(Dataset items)
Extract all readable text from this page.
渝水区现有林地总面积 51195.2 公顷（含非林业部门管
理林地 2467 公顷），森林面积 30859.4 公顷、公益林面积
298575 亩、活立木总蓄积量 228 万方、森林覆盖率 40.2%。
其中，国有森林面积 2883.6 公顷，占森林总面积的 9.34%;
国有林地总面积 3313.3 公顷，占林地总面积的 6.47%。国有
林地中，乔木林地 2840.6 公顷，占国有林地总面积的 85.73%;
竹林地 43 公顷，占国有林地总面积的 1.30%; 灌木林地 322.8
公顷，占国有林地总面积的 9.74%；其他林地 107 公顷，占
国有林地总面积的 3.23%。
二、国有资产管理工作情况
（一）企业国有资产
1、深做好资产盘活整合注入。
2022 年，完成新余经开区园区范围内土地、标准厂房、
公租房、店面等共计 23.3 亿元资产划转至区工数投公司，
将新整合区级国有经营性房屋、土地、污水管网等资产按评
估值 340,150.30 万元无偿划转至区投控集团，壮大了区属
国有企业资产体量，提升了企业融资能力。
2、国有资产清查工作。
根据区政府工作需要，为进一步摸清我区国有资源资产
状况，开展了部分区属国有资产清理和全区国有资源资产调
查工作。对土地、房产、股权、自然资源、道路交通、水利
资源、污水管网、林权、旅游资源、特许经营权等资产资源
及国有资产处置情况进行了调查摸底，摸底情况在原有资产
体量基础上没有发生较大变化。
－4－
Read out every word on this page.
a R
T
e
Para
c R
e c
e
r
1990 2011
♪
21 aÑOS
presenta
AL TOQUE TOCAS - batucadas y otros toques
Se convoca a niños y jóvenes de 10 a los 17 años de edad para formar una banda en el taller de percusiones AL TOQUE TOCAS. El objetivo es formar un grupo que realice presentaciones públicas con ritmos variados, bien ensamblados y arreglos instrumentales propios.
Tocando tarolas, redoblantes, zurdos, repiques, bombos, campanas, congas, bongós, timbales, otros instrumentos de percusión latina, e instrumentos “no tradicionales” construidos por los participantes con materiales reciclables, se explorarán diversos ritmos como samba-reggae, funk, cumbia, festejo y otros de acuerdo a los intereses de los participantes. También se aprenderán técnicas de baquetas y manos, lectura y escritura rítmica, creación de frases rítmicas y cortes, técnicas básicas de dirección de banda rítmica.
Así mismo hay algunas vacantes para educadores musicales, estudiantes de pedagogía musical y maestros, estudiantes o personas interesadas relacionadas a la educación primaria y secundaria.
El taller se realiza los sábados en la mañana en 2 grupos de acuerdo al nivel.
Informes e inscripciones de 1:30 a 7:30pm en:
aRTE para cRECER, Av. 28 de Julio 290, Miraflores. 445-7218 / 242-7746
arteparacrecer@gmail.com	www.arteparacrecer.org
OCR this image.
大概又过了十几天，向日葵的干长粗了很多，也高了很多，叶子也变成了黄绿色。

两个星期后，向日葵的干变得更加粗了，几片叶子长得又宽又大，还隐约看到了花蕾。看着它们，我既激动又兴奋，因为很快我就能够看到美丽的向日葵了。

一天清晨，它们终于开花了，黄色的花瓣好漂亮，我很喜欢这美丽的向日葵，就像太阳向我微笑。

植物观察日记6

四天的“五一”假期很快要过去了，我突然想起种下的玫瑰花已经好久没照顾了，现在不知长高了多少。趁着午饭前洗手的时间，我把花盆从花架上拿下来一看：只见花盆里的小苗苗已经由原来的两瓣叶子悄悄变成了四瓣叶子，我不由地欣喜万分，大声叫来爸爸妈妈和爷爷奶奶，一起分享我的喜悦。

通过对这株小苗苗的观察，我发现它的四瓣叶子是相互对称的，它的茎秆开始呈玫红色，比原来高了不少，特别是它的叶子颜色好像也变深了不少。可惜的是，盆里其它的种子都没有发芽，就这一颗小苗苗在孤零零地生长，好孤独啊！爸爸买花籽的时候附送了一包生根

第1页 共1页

## EXERCISE AIM
Each line in the material above must be retyped without alteration.

## SOLUTION
Extract all readable text from this page.
渝水区现有林地总面积 51195.2 公顷（含非林业部门管
理林地 2467 公顷），森林面积 30859.4 公顷、公益林面积
298575 亩、活立木总蓄积量 228 万方、森林覆盖率 40.2%。
其中，国有森林面积 2883.6 公顷，占森林总面积的 9.34%;
国有林地总面积 3313.3 公顷，占林地总面积的 6.47%。国有
林地中，乔木林地 2840.6 公顷，占国有林地总面积的 85.73%;
竹林地 43 公顷，占国有林地总面积的 1.30%; 灌木林地 322.8
公顷，占国有林地总面积的 9.74%；其他林地 107 公顷，占
国有林地总面积的 3.23%。
二、国有资产管理工作情况
（一）企业国有资产
1、深做好资产盘活整合注入。
2022 年，完成新余经开区园区范围内土地、标准厂房、
公租房、店面等共计 23.3 亿元资产划转至区工数投公司，
将新整合区级国有经营性房屋、土地、污水管网等资产按评
估值 340,150.30 万元无偿划转至区投控集团，壮大了区属
国有企业资产体量，提升了企业融资能力。
2、国有资产清查工作。
根据区政府工作需要，为进一步摸清我区国有资源资产
状况，开展了部分区属国有资产清理和全区国有资源资产调
查工作。对土地、房产、股权、自然资源、道路交通、水利
资源、污水管网、林权、旅游资源、特许经营权等资产资源
及国有资产处置情况进行了调查摸底，摸底情况在原有资产
体量基础上没有发生较大变化。
－4－
Read out every word on this page.
a R
T
e
Para
c R
e c
e
r
1990 2011
♪
21 aÑOS
presenta
AL TOQUE TOCAS - batucadas y otros toques
Se convoca a niños y jóvenes de 10 a los 17 años de edad para formar una banda en el taller de percusiones AL TOQUE TOCAS. El objetivo es formar un grupo que realice presentaciones públicas con ritmos variados, bien ensamblados y arreglos instrumentales propios.
Tocando tarolas, redoblantes, zurdos, repiques, bombos, campanas, congas, bongós, timbales, otros instrumentos de percusión latina, e instrumentos “no tradicionales” construidos por los participantes con materiales reciclables, se explorarán diversos ritmos como samba-reggae, funk, cumbia, festejo y otros de acuerdo a los intereses de los participantes. También se aprenderán técnicas de baquetas y manos, lectura y escritura rítmica, creación de frases rítmicas y cortes, técnicas básicas de dirección de banda rítmica.
Así mismo hay algunas vacantes para educadores musicales, estudiantes de pedagogía musical y maestros, estudiantes o personas interesadas relacionadas a la educación primaria y secundaria.
El taller se realiza los sábados en la mañana en 2 grupos de acuerdo al nivel.
Informes e inscripciones de 1:30 a 7:30pm en:
aRTE para cRECER, Av. 28 de Julio 290, Miraflores. 445-7218 / 242-7746
arteparacrecer@gmail.com	www.arteparacrecer.org
OCR this image.
大概又过了十几天，向日葵的干长粗了很多，也高了很多，叶子也变成了黄绿色。

两个星期后，向日葵的干变得更加粗了，几片叶子长得又宽又大，还隐约看到了花蕾。看着它们，我既激动又兴奋，因为很快我就能够看到美丽的向日葵了。

一天清晨，它们终于开花了，黄色的花瓣好漂亮，我很喜欢这美丽的向日葵，就像太阳向我微笑。

植物观察日记6

四天的“五一”假期很快要过去了，我突然想起种下的玫瑰花已经好久没照顾了，现在不知长高了多少。趁着午饭前洗手的时间，我把花盆从花架上拿下来一看：只见花盆里的小苗苗已经由原来的两瓣叶子悄悄变成了四瓣叶子，我不由地欣喜万分，大声叫来爸爸妈妈和爷爷奶奶，一起分享我的喜悦。

通过对这株小苗苗的观察，我发现它的四瓣叶子是相互对称的，它的茎秆开始呈玫红色，比原来高了不少，特别是它的叶子颜色好像也变深了不少。可惜的是，盆里其它的种子都没有发芽，就这一颗小苗苗在孤零零地生长，好孤独啊！爸爸买花籽的时候附送了一包生根

第1页 共1页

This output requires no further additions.